» WHAT TO WORK ON: State the number of lines with the string "content" in them, and nothing else.

Stored items from a collection:
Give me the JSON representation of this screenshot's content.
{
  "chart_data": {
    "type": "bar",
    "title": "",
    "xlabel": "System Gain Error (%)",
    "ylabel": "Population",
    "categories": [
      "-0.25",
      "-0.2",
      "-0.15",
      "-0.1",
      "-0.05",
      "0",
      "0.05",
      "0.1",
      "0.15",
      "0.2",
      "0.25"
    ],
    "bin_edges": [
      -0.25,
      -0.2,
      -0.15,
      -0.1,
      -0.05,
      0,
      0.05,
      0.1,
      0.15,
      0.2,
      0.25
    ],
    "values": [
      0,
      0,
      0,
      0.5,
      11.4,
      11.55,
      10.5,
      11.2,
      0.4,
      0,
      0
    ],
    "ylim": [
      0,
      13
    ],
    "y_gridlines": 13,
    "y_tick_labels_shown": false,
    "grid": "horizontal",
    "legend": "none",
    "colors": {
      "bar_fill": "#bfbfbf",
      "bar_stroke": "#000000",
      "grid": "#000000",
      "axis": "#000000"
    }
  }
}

--

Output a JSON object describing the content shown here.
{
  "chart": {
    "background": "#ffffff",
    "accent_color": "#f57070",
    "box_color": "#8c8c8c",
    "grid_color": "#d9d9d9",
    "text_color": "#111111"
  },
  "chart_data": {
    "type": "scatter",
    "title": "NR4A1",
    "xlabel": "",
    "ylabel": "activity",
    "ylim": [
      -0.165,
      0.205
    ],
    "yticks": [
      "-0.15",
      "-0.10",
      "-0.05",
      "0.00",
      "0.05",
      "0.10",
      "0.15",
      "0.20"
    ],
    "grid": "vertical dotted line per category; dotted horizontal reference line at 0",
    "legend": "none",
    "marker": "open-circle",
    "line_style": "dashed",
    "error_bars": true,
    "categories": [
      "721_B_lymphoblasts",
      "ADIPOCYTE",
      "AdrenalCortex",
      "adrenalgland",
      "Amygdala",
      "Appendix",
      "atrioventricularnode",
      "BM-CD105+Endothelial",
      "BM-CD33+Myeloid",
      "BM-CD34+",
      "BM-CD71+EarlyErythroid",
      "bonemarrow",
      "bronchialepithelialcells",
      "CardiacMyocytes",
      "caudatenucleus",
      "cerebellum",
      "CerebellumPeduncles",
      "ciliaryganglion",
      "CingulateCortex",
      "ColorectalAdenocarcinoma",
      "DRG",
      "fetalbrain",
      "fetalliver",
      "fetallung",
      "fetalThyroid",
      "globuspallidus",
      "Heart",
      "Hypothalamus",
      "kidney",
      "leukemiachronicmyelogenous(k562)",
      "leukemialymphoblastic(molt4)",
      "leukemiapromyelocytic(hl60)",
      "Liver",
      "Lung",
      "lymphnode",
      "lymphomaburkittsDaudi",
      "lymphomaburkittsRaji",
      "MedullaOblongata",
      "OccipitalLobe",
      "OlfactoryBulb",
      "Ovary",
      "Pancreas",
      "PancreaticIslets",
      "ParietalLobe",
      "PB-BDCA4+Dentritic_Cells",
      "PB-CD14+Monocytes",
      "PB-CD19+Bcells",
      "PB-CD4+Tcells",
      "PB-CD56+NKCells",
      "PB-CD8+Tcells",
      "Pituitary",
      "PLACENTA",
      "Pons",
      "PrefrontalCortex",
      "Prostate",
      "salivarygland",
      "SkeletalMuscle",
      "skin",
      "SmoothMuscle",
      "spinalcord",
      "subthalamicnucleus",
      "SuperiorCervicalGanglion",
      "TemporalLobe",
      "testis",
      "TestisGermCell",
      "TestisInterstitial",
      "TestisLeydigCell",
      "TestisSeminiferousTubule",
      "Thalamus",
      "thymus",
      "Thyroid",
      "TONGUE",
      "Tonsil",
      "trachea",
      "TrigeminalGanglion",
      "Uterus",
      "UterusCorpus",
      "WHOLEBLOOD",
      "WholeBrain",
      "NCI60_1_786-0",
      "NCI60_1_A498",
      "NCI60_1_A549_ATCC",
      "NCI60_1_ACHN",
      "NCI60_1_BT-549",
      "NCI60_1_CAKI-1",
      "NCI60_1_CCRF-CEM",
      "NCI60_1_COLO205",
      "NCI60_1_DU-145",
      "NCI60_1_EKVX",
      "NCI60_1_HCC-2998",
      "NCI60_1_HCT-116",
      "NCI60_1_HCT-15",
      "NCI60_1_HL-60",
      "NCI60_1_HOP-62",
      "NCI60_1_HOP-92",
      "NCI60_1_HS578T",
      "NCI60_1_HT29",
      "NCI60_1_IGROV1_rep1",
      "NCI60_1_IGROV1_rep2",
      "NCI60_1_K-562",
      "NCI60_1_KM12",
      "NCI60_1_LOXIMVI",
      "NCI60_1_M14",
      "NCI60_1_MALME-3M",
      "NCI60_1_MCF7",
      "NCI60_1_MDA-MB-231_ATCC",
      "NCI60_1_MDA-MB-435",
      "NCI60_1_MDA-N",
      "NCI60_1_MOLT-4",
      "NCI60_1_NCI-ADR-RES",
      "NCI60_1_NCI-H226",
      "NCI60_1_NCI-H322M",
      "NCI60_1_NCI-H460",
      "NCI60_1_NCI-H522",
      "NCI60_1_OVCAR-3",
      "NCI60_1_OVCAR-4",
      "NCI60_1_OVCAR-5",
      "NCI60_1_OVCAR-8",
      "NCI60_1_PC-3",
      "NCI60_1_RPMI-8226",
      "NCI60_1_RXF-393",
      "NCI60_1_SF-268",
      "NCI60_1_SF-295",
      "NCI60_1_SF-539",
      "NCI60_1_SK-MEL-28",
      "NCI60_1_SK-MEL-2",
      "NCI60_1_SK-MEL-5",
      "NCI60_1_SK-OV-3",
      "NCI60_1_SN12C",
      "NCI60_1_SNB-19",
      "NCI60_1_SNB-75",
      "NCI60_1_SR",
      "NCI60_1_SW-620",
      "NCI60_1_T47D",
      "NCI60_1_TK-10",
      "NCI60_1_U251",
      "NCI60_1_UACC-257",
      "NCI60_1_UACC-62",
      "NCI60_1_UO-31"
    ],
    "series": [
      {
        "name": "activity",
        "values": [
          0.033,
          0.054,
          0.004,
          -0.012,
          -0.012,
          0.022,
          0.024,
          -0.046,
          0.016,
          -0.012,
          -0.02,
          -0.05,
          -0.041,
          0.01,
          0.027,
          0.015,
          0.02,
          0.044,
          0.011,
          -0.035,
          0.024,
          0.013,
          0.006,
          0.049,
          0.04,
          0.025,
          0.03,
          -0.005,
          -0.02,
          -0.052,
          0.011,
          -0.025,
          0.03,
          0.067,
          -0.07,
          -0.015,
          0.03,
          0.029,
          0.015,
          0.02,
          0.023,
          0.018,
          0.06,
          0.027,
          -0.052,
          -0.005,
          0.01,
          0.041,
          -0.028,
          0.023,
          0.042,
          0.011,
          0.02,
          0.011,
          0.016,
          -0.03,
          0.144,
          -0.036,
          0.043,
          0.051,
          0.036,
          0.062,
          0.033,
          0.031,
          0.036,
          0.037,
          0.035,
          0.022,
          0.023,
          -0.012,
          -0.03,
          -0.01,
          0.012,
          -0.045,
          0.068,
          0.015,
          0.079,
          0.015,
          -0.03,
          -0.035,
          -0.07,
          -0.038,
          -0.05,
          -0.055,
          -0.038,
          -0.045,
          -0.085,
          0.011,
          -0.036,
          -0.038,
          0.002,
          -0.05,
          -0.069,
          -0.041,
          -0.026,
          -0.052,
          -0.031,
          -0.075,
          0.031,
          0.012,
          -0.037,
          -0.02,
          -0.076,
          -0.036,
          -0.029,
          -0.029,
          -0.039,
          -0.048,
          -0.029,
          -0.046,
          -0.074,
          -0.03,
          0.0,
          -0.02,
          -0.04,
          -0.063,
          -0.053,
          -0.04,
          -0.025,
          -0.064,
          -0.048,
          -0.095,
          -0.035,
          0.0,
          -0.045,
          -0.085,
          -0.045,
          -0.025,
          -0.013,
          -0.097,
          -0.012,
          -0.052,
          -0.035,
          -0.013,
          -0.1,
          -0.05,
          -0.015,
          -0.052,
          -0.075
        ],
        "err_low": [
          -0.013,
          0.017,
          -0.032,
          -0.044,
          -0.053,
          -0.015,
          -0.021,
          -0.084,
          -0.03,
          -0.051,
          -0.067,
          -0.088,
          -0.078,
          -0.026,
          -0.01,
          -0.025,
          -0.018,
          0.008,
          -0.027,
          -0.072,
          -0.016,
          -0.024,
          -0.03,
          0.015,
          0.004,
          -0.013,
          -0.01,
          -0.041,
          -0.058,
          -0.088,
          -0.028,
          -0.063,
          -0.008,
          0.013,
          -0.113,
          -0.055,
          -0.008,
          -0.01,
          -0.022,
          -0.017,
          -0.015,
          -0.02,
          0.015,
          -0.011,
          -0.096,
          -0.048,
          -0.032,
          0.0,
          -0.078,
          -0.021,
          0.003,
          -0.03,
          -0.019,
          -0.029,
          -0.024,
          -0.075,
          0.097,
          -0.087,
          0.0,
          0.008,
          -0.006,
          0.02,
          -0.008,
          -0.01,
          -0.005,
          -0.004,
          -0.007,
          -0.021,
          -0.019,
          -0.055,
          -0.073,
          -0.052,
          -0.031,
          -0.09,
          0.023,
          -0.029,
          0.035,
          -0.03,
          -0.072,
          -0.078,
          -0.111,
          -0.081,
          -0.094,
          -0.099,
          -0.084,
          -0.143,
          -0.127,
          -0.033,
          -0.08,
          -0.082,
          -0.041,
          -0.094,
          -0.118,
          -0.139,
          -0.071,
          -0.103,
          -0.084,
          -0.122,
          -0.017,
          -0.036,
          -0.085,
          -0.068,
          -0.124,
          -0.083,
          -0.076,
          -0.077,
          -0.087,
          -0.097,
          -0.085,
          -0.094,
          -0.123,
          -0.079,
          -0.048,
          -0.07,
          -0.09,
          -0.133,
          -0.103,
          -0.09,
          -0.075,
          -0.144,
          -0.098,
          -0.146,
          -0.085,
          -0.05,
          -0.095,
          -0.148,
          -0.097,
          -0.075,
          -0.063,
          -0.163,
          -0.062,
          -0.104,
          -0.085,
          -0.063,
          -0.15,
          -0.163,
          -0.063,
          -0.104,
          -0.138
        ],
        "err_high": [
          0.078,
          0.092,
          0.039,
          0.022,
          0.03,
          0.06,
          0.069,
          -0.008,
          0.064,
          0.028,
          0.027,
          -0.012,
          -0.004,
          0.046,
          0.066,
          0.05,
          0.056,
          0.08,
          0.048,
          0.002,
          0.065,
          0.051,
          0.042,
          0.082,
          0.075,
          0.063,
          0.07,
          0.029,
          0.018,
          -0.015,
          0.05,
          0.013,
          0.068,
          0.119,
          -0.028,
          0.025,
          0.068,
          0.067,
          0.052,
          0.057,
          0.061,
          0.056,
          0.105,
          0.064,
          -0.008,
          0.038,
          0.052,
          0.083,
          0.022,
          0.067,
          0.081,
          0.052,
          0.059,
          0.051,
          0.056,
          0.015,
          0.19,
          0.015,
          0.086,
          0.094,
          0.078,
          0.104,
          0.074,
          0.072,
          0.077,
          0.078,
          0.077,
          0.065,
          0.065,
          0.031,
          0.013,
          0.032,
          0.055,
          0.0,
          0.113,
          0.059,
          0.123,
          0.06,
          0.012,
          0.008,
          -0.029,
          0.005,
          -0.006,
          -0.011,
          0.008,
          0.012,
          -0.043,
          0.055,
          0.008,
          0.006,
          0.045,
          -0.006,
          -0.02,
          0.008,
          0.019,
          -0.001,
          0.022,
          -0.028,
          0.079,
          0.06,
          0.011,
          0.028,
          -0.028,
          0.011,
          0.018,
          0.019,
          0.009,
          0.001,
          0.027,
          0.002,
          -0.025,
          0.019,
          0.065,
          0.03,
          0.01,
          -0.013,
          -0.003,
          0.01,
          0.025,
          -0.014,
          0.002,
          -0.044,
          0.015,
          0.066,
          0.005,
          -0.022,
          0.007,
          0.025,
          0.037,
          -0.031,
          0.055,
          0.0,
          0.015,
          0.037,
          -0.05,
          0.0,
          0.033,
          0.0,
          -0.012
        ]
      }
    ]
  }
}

» EXERCISE OUTPUT: 2